[Stored records]

+++

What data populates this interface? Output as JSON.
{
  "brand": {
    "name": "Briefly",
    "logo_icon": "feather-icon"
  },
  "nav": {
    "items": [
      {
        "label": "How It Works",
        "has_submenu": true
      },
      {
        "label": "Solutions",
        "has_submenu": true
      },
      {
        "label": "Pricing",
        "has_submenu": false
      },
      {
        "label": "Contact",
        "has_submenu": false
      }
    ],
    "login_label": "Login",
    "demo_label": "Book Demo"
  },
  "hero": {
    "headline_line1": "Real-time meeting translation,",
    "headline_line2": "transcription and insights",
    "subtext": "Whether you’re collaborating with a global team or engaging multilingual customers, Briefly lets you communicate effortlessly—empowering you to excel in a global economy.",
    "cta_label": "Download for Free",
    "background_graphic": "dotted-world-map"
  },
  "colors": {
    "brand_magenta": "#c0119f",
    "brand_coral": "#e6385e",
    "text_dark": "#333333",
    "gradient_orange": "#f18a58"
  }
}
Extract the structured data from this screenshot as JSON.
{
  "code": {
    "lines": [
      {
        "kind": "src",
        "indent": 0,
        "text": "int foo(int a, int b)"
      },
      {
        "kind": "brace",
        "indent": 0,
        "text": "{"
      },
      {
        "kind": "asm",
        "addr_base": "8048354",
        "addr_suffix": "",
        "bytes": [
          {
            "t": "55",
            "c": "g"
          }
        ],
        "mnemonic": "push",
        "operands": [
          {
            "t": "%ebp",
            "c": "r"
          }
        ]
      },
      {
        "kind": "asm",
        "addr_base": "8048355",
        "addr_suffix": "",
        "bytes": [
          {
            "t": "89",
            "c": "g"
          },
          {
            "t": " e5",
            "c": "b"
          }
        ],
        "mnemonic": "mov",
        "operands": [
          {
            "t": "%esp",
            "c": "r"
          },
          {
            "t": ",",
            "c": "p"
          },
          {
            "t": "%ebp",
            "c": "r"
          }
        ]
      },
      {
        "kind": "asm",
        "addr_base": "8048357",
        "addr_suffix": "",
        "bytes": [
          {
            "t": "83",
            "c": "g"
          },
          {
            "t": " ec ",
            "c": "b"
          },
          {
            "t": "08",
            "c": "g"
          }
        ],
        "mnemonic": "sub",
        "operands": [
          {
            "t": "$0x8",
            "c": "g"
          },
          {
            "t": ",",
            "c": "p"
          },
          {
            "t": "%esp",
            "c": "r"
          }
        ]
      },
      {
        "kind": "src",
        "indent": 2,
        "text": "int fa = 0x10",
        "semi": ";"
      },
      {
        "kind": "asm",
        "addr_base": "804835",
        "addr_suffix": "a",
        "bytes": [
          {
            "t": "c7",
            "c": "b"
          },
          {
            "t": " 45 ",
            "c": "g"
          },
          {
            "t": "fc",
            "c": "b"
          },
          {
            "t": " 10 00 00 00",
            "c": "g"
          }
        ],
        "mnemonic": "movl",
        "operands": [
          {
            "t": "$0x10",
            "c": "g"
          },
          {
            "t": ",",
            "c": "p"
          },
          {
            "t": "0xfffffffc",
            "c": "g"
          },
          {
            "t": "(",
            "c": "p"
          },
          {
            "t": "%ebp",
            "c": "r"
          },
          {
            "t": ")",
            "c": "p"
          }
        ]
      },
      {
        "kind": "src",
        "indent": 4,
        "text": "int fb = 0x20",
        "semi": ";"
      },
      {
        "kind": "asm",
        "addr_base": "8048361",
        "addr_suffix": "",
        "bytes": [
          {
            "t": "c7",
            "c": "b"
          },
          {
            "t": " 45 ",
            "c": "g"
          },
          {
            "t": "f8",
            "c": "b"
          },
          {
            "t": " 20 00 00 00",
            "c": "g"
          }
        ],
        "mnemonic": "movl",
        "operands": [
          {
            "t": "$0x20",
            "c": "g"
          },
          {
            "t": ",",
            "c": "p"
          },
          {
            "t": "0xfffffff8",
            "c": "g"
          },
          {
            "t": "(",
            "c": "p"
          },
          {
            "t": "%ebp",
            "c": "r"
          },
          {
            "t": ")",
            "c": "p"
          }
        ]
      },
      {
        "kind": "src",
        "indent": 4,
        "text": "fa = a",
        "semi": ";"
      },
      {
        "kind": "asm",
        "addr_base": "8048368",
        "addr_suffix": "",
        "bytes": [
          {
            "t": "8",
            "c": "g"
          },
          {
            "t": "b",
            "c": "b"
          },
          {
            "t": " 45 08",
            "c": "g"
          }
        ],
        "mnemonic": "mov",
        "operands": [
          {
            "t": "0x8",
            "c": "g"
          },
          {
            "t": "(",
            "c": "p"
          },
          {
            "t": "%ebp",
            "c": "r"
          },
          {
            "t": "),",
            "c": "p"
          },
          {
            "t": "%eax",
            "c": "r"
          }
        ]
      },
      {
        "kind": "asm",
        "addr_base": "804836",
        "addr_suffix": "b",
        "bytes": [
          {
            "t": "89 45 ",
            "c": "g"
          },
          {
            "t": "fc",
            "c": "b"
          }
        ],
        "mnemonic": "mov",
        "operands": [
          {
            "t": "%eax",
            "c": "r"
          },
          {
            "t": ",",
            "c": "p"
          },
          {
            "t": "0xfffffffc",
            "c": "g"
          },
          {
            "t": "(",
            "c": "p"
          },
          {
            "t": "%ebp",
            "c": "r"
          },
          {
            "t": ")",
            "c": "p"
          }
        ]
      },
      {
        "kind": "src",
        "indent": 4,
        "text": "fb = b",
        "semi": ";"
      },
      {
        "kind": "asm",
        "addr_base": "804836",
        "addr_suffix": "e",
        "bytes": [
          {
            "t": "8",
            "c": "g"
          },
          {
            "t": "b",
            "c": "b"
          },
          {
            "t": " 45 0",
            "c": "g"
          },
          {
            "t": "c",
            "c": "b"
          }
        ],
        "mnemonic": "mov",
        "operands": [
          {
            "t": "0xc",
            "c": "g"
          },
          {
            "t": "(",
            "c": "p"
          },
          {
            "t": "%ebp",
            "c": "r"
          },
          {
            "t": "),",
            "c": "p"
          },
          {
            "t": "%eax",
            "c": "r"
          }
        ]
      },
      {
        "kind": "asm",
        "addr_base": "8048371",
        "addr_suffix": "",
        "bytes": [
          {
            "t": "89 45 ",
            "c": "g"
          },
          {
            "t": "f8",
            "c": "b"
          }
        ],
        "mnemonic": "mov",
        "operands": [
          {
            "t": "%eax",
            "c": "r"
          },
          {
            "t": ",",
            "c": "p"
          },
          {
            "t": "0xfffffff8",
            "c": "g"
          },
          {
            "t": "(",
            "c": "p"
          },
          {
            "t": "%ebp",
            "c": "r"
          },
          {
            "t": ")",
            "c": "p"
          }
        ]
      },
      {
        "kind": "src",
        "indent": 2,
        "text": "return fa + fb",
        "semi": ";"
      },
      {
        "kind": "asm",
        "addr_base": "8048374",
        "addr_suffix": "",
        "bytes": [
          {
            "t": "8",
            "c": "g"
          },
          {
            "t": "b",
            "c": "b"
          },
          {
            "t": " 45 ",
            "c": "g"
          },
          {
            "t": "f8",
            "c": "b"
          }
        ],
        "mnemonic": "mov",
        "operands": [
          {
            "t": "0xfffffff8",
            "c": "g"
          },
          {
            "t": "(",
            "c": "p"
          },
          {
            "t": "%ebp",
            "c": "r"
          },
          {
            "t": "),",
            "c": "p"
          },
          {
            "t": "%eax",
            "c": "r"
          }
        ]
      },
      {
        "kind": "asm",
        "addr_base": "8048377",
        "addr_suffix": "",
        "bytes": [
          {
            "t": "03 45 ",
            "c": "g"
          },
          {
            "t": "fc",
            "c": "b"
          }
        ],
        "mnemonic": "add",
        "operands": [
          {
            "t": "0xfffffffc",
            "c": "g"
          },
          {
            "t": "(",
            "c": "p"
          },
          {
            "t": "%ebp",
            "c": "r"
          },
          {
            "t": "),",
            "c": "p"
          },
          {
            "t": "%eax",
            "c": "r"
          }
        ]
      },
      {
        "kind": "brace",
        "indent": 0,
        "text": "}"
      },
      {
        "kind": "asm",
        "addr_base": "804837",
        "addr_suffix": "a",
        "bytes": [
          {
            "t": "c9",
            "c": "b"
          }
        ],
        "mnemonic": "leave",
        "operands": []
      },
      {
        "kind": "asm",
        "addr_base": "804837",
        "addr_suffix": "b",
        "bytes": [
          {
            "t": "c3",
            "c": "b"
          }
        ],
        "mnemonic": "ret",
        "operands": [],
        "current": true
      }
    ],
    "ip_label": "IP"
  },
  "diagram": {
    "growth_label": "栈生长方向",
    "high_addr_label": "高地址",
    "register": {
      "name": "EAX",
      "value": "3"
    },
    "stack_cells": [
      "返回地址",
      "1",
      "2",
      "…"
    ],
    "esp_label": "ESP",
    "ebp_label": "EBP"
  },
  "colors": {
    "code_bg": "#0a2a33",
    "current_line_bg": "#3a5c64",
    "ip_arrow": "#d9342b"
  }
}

+++

| Exercise objective |
Go through the material above and count the lines that include "this". Give the number alone.

| Finished answer |
2